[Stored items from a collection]
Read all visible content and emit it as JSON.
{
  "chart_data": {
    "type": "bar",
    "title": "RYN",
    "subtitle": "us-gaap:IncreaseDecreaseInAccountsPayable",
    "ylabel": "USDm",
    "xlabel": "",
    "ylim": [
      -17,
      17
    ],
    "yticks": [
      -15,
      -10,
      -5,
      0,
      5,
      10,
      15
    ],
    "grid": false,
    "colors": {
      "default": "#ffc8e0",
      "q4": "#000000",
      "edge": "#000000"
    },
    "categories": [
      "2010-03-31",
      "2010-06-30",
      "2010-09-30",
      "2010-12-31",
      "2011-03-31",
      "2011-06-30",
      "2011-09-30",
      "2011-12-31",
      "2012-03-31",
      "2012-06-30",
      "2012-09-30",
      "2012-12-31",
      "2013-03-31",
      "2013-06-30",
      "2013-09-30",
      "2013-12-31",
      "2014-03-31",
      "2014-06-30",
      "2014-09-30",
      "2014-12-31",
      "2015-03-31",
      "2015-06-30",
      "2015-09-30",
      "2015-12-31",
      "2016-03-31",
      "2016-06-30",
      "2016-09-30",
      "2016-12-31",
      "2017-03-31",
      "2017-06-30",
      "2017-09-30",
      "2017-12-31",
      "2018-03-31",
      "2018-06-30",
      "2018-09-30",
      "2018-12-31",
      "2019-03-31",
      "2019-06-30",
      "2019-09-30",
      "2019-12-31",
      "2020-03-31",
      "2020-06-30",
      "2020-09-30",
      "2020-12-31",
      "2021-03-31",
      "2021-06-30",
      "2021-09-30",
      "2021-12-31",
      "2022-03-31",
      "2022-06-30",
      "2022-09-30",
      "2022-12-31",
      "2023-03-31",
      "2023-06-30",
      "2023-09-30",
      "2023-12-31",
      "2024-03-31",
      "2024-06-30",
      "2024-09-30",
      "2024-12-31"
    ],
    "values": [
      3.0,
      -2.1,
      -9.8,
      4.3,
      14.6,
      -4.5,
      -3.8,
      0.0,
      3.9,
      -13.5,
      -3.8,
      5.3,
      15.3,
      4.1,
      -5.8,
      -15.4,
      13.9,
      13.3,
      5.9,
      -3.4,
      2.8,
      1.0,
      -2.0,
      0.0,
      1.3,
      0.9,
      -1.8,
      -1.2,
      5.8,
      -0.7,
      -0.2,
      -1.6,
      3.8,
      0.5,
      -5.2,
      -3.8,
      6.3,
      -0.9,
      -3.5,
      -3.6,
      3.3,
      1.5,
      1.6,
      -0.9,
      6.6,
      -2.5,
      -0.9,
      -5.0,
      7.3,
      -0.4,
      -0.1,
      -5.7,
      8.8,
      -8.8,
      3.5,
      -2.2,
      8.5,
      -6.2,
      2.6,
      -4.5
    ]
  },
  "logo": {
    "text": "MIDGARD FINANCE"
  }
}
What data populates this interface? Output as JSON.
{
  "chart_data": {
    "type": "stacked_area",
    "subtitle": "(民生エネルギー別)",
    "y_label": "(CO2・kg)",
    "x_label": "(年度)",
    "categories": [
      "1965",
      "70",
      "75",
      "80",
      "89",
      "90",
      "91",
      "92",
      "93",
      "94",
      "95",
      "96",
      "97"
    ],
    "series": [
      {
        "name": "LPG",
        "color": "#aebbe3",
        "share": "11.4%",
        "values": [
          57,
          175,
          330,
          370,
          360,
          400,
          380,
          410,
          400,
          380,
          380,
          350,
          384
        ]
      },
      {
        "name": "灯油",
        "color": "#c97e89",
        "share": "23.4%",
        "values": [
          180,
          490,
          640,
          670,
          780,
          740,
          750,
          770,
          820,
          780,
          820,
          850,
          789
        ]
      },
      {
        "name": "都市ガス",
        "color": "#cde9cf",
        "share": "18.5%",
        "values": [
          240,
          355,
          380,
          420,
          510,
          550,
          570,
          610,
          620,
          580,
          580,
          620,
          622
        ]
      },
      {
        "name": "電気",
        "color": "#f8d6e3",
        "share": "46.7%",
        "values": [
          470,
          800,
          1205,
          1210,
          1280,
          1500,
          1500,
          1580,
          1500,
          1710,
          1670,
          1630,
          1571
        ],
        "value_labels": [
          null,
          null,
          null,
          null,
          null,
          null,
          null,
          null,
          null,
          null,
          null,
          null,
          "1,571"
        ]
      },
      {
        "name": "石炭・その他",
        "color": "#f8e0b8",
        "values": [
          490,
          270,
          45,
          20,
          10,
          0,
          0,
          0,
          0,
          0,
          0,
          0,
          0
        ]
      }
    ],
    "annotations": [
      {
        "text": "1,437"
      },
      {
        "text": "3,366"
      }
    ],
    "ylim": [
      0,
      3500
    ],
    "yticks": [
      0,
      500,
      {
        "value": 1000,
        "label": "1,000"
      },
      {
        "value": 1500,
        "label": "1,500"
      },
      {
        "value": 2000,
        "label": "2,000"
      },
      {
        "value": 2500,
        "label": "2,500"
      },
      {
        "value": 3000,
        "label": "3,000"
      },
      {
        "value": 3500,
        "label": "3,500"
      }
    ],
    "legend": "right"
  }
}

• [Written task] Of the lines in this listing, how many contain "JSON"? Reply with the number and nothing more.

• [Answer to this exercise] 2